Quote the material word for word from its beginning through the line that contains "line <box>85 147 1025 606</box>", including both of those lines.

**DATA SUPPLIED**
────────────────────────────────────────

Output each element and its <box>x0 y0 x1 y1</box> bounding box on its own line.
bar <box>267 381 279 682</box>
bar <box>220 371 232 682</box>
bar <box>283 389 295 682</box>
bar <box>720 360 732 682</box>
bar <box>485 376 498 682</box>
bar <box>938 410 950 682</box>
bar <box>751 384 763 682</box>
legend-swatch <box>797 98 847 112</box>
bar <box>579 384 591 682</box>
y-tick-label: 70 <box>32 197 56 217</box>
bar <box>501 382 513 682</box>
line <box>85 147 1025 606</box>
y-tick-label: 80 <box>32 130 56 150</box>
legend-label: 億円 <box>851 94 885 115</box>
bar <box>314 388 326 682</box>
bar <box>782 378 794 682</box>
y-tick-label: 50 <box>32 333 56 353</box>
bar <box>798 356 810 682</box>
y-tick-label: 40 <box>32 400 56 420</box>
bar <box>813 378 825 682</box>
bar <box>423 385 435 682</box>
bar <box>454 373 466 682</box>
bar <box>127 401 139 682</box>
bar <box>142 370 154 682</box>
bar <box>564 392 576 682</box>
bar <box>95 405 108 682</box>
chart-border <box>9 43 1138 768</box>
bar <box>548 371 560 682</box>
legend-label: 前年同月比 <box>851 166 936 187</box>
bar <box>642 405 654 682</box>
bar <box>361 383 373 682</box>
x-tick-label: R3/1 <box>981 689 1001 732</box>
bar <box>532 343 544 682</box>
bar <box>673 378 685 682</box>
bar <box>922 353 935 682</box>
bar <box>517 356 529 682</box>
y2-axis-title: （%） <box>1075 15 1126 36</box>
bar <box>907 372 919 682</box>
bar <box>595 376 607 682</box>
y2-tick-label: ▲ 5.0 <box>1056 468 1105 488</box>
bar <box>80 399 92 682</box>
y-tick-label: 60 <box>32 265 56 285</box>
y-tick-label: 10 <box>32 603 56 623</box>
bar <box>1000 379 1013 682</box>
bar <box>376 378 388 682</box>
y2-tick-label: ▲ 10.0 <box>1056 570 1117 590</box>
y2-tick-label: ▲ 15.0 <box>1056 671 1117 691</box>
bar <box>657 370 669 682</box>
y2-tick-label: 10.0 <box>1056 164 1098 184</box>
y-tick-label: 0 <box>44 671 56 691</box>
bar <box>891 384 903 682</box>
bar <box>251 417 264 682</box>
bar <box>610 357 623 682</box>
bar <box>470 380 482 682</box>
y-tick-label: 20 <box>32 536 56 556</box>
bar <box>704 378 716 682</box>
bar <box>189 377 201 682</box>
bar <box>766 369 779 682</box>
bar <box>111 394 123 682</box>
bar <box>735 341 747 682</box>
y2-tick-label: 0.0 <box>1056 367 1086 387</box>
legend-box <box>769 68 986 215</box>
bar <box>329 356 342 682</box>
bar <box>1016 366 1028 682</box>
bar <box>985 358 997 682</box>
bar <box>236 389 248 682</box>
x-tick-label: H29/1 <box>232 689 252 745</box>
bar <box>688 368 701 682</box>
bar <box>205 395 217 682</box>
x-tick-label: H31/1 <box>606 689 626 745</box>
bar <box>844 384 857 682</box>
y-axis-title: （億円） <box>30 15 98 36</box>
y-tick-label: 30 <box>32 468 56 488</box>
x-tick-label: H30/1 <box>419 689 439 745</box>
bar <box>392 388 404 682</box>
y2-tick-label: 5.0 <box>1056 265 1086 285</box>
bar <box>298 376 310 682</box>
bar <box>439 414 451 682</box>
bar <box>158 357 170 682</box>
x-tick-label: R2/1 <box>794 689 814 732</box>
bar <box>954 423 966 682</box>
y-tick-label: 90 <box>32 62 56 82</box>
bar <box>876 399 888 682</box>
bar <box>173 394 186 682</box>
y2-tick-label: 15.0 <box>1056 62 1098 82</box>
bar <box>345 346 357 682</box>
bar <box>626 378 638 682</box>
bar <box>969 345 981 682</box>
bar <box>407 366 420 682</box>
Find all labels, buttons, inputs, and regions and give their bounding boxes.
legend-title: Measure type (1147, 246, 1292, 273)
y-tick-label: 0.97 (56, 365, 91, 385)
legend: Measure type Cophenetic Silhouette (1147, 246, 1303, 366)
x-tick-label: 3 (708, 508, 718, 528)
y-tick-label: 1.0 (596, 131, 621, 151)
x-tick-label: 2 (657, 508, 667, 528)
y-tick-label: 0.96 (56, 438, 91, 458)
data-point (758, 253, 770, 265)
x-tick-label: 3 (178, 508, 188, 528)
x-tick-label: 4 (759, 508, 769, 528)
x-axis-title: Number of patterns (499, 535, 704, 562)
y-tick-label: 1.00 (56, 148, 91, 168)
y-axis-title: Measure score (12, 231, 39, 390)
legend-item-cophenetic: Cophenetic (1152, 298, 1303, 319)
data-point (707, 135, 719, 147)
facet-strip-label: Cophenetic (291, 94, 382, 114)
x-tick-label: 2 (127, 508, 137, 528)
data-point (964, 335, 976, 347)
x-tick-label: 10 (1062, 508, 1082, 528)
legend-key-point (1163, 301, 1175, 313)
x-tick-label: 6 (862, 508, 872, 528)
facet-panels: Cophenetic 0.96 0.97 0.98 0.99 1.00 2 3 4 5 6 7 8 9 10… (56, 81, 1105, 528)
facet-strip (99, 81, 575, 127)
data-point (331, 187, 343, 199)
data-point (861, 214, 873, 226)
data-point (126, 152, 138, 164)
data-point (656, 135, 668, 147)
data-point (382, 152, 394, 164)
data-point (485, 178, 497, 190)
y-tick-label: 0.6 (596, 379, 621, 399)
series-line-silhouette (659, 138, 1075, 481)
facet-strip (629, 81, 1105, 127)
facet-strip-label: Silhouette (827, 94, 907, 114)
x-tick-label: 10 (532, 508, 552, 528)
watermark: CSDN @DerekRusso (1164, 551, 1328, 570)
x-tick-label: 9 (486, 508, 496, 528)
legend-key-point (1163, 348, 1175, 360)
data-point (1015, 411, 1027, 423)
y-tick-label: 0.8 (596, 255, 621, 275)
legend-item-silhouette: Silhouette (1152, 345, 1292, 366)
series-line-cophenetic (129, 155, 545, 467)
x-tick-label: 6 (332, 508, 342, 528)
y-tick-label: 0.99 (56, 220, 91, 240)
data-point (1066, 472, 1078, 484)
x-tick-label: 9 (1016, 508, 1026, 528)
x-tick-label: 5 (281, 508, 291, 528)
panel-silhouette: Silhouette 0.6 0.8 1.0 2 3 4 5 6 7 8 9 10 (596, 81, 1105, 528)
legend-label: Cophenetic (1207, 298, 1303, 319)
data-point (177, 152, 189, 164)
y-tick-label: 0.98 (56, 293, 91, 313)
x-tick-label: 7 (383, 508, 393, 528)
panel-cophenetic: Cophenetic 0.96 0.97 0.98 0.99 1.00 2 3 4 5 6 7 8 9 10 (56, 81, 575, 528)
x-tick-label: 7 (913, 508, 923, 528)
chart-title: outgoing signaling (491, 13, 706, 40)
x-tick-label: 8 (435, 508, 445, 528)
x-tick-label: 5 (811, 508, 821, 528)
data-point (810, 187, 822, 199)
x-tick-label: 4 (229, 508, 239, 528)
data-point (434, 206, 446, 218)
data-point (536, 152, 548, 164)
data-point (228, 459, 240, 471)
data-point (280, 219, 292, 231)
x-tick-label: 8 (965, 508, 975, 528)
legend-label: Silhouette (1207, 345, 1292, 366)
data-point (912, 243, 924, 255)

────────────────────────────────────────

**WRITTEN ANSWER**
Output each element and its <box>x0 y0 x1 y1</box> bounding box on its own line.
bar <box>267 381 279 682</box>
bar <box>220 371 232 682</box>
bar <box>283 389 295 682</box>
bar <box>720 360 732 682</box>
bar <box>485 376 498 682</box>
bar <box>938 410 950 682</box>
bar <box>751 384 763 682</box>
legend-swatch <box>797 98 847 112</box>
bar <box>579 384 591 682</box>
y-tick-label: 70 <box>32 197 56 217</box>
bar <box>501 382 513 682</box>
line <box>85 147 1025 606</box>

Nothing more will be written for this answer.